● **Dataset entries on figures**
* * * * *

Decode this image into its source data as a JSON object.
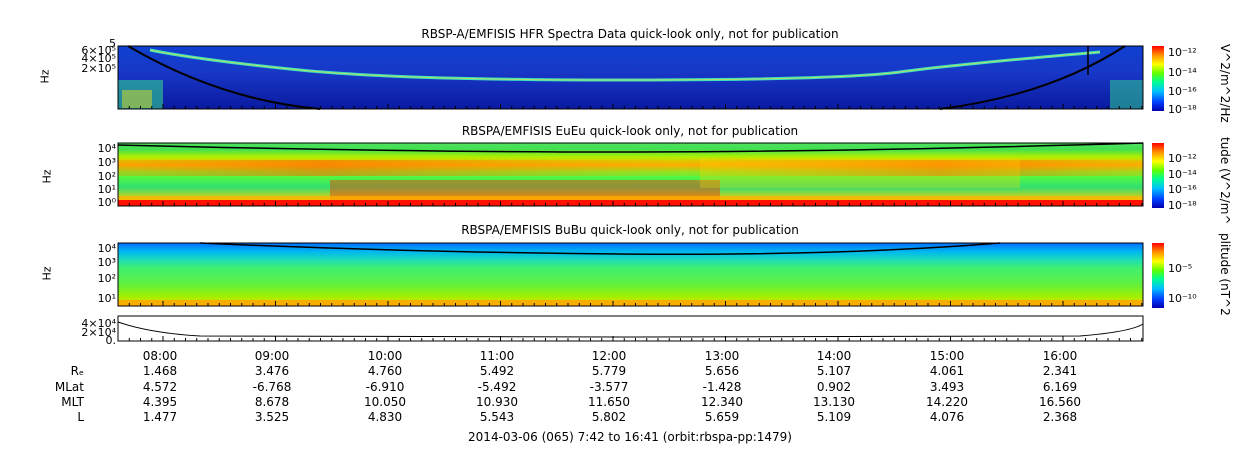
{
  "chart_data": [
    {
      "type": "heatmap",
      "title": "RBSP-A/EMFISIS  HFR Spectra Data quick-look only, not for publication",
      "ylabel": "Hz",
      "colorbar_label": "V^2/m^2/Hz",
      "y_tick_labels": [
        "6×10⁵",
        "4×10⁵",
        "2×10⁵"
      ],
      "y_tick_extra": "5",
      "colorbar_ticks": [
        "10⁻¹²",
        "10⁻¹⁴",
        "10⁻¹⁶",
        "10⁻¹⁸"
      ]
    },
    {
      "type": "heatmap",
      "title": "RBSPA/EMFISIS  EuEu quick-look only, not for publication",
      "ylabel": "Hz",
      "colorbar_label": "tude (V^2/m^",
      "y_tick_labels": [
        "10⁴",
        "10³",
        "10²",
        "10¹",
        "10⁰"
      ],
      "colorbar_ticks": [
        "10⁻¹²",
        "10⁻¹⁴",
        "10⁻¹⁶",
        "10⁻¹⁸"
      ]
    },
    {
      "type": "heatmap",
      "title": "RBSPA/EMFISIS  BuBu quick-look only, not for publication",
      "ylabel": "Hz",
      "colorbar_label": "plitude (nT^2",
      "y_tick_labels": [
        "10⁴",
        "10³",
        "10²",
        "10¹"
      ],
      "colorbar_ticks": [
        "10⁻⁵",
        "10⁻¹⁰"
      ]
    },
    {
      "type": "line",
      "y_tick_labels": [
        "4×10⁴",
        "2×10⁴",
        "0."
      ]
    }
  ],
  "x_tick_labels": [
    "08:00",
    "09:00",
    "10:00",
    "11:00",
    "12:00",
    "13:00",
    "14:00",
    "15:00",
    "16:00"
  ],
  "ephemeris": {
    "labels": [
      "Rₑ",
      "MLat",
      "MLT",
      "L"
    ],
    "rows": [
      [
        "1.468",
        "3.476",
        "4.760",
        "5.492",
        "5.779",
        "5.656",
        "5.107",
        "4.061",
        "2.341"
      ],
      [
        "4.572",
        "-6.768",
        "-6.910",
        "-5.492",
        "-3.577",
        "-1.428",
        "0.902",
        "3.493",
        "6.169"
      ],
      [
        "4.395",
        "8.678",
        "10.050",
        "10.930",
        "11.650",
        "12.340",
        "13.130",
        "14.220",
        "16.560"
      ],
      [
        "1.477",
        "3.525",
        "4.830",
        "5.543",
        "5.802",
        "5.659",
        "5.109",
        "4.076",
        "2.368"
      ]
    ]
  },
  "footer": "2014-03-06 (065) 7:42 to 16:41 (orbit:rbspa-pp:1479)",
  "colors": {
    "spectrum": [
      "#0000a0",
      "#0030ff",
      "#00b0ff",
      "#00ff80",
      "#80ff00",
      "#ffff00",
      "#ffa000",
      "#ff0000"
    ]
  }
}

* * * * *

● **Description of the task**
Each line that contains the string "quick" counts once; say how many there are and nothing else.

● **The completed task**
3